>> Begin

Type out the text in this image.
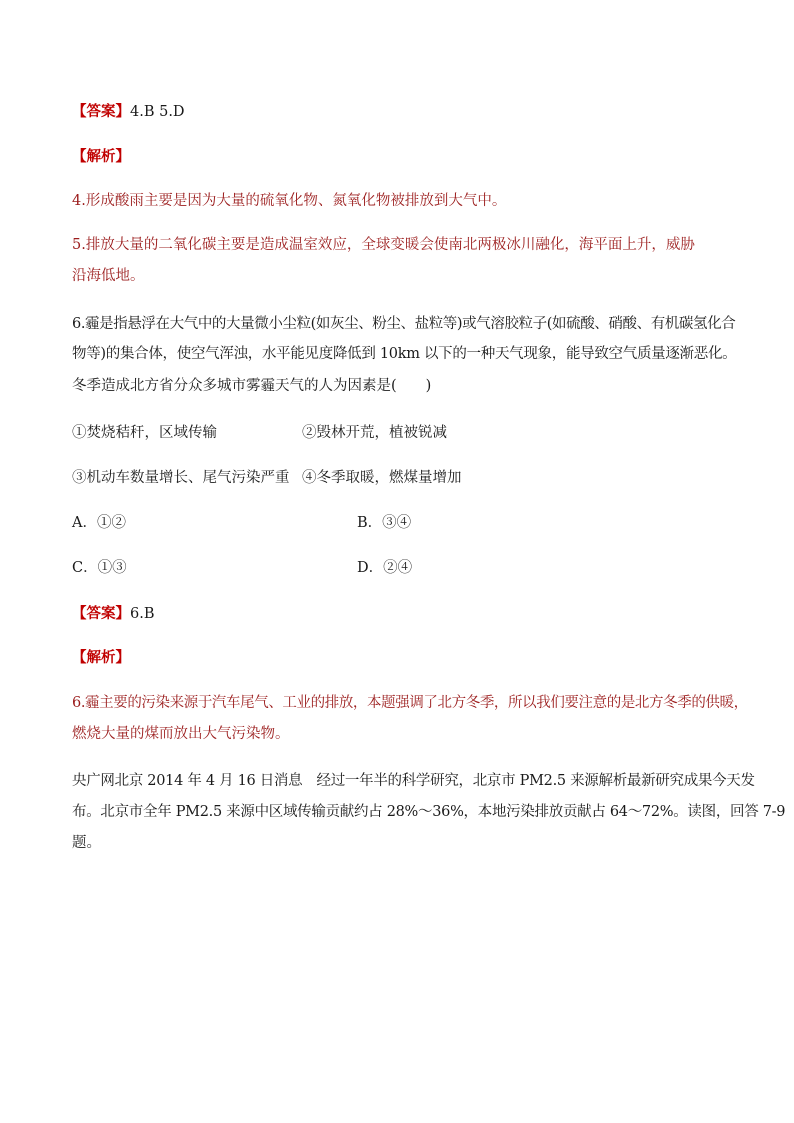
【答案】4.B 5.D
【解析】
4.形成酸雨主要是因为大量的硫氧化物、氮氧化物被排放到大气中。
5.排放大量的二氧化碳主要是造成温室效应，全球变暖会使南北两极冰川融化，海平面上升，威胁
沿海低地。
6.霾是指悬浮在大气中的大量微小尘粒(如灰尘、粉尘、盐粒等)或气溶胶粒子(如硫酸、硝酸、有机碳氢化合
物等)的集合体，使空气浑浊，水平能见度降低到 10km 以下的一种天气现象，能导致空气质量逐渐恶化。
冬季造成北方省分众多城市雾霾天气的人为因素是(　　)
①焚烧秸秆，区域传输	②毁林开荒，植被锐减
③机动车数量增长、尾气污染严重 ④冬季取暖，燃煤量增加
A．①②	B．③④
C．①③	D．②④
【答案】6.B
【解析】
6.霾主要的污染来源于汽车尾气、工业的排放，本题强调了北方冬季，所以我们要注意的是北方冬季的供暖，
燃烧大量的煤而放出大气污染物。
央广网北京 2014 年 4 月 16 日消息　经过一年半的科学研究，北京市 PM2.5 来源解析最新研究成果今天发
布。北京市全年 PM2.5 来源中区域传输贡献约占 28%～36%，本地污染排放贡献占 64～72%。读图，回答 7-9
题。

>> End

## [Do this]
Copy the whole listing above word for word but do not carry over the pictures.

## [Worked solution]
Type out the text in this image.
【答案】4.B 5.D
【解析】
4.形成酸雨主要是因为大量的硫氧化物、氮氧化物被排放到大气中。
5.排放大量的二氧化碳主要是造成温室效应，全球变暖会使南北两极冰川融化，海平面上升，威胁
沿海低地。
6.霾是指悬浮在大气中的大量微小尘粒(如灰尘、粉尘、盐粒等)或气溶胶粒子(如硫酸、硝酸、有机碳氢化合
物等)的集合体，使空气浑浊，水平能见度降低到 10km 以下的一种天气现象，能导致空气质量逐渐恶化。
冬季造成北方省分众多城市雾霾天气的人为因素是(　　)
①焚烧秸秆，区域传输	②毁林开荒，植被锐减
③机动车数量增长、尾气污染严重 ④冬季取暖，燃煤量增加
A．①②	B．③④
C．①③	D．②④
【答案】6.B
【解析】
6.霾主要的污染来源于汽车尾气、工业的排放，本题强调了北方冬季，所以我们要注意的是北方冬季的供暖，
燃烧大量的煤而放出大气污染物。
央广网北京 2014 年 4 月 16 日消息　经过一年半的科学研究，北京市 PM2.5 来源解析最新研究成果今天发
布。北京市全年 PM2.5 来源中区域传输贡献约占 28%～36%，本地污染排放贡献占 64～72%。读图，回答 7-9
题。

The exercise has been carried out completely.